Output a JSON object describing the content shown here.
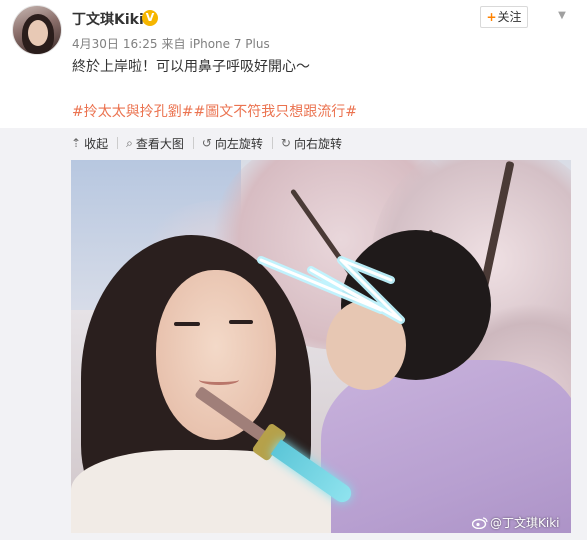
{
  "header": {
    "username": "丁文琪Kiki",
    "verified_badge": "V",
    "follow_label": "关注",
    "follow_plus": "+",
    "expand_icon": "chevron-down-icon"
  },
  "meta": {
    "date": "4月30日",
    "time": "16:25",
    "source_prefix": "来自",
    "source": "iPhone 7 Plus"
  },
  "post": {
    "text": "終於上岸啦！可以用鼻子呼吸好開心～",
    "tags": "#拎太太與拎孔劉##圖文不符我只想跟流行#"
  },
  "toolbar": {
    "collapse_label": "收起",
    "view_large_label": "查看大图",
    "rotate_left_label": "向左旋转",
    "rotate_right_label": "向右旋转"
  },
  "photo": {
    "watermark": "@丁文琪Kiki"
  },
  "colors": {
    "tag_color": "#eb7350",
    "verified_color": "#f6b600",
    "follow_plus_color": "#ff8200",
    "panel_bg": "#f2f2f5"
  }
}
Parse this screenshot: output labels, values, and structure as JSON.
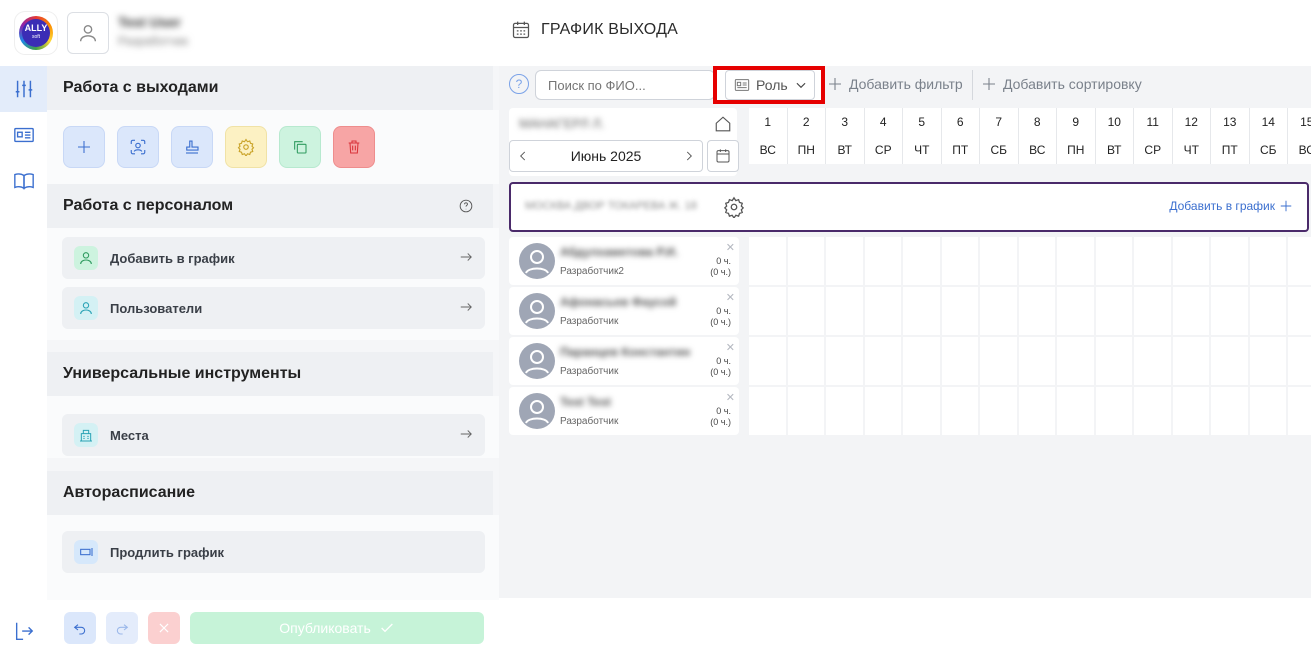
{
  "header": {
    "logo_text": "ALLY",
    "logo_sub": "soft",
    "user_name": "Test User",
    "user_role": "Разработчик",
    "page_title": "ГРАФИК ВЫХОДА"
  },
  "panel": {
    "section_exits": "Работа с выходами",
    "section_staff": "Работа с персоналом",
    "staff_items": [
      {
        "label": "Добавить в график"
      },
      {
        "label": "Пользователи"
      }
    ],
    "section_tools": "Универсальные инструменты",
    "tools_items": [
      {
        "label": "Места"
      }
    ],
    "section_auto": "Авторасписание",
    "auto_items": [
      {
        "label": "Продлить график"
      }
    ],
    "publish_label": "Опубликовать"
  },
  "toolbar": {
    "help": "?",
    "search_placeholder": "Поиск по ФИО...",
    "role_label": "Роль",
    "add_filter": "Добавить фильтр",
    "add_sort": "Добавить сортировку"
  },
  "calendar": {
    "location": "МАНАГЕРЛ Л.",
    "month": "Июнь 2025",
    "days": [
      {
        "n": "1",
        "d": "ВС"
      },
      {
        "n": "2",
        "d": "ПН"
      },
      {
        "n": "3",
        "d": "ВТ"
      },
      {
        "n": "4",
        "d": "СР"
      },
      {
        "n": "5",
        "d": "ЧТ"
      },
      {
        "n": "6",
        "d": "ПТ"
      },
      {
        "n": "7",
        "d": "СБ"
      },
      {
        "n": "8",
        "d": "ВС"
      },
      {
        "n": "9",
        "d": "ПН"
      },
      {
        "n": "10",
        "d": "ВТ"
      },
      {
        "n": "11",
        "d": "СР"
      },
      {
        "n": "12",
        "d": "ЧТ"
      },
      {
        "n": "13",
        "d": "ПТ"
      },
      {
        "n": "14",
        "d": "СБ"
      },
      {
        "n": "15",
        "d": "ВС"
      }
    ]
  },
  "group": {
    "name": "МОСКВА ДВОР ТОКАРЕВА Ж. 18",
    "add_label": "Добавить в график"
  },
  "employees": [
    {
      "name": "Абдулхаметова Р.И.",
      "role": "Разработчик2",
      "close": "✕",
      "hours": "0 ч.",
      "hours_sub": "(0 ч.)"
    },
    {
      "name": "Афонасьев Фаусой",
      "role": "Разработчик",
      "close": "✕",
      "hours": "0 ч.",
      "hours_sub": "(0 ч.)"
    },
    {
      "name": "Паранцев Константин",
      "role": "Разработчик",
      "close": "✕",
      "hours": "0 ч.",
      "hours_sub": "(0 ч.)"
    },
    {
      "name": "Test Test",
      "role": "Разработчик",
      "close": "✕",
      "hours": "0 ч.",
      "hours_sub": "(0 ч.)"
    }
  ],
  "colors": {
    "accent": "#3b6fcf",
    "highlight": "#e60000",
    "group_border": "#4a2a6a",
    "publish_bg": "#c6f3d8"
  }
}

====================

● **STATED GOAL**
Provide the number of lines in these entries that hold the word "丁文琪Kiki", without any accompanying text.

● **COMPLETE OUTPUT**
2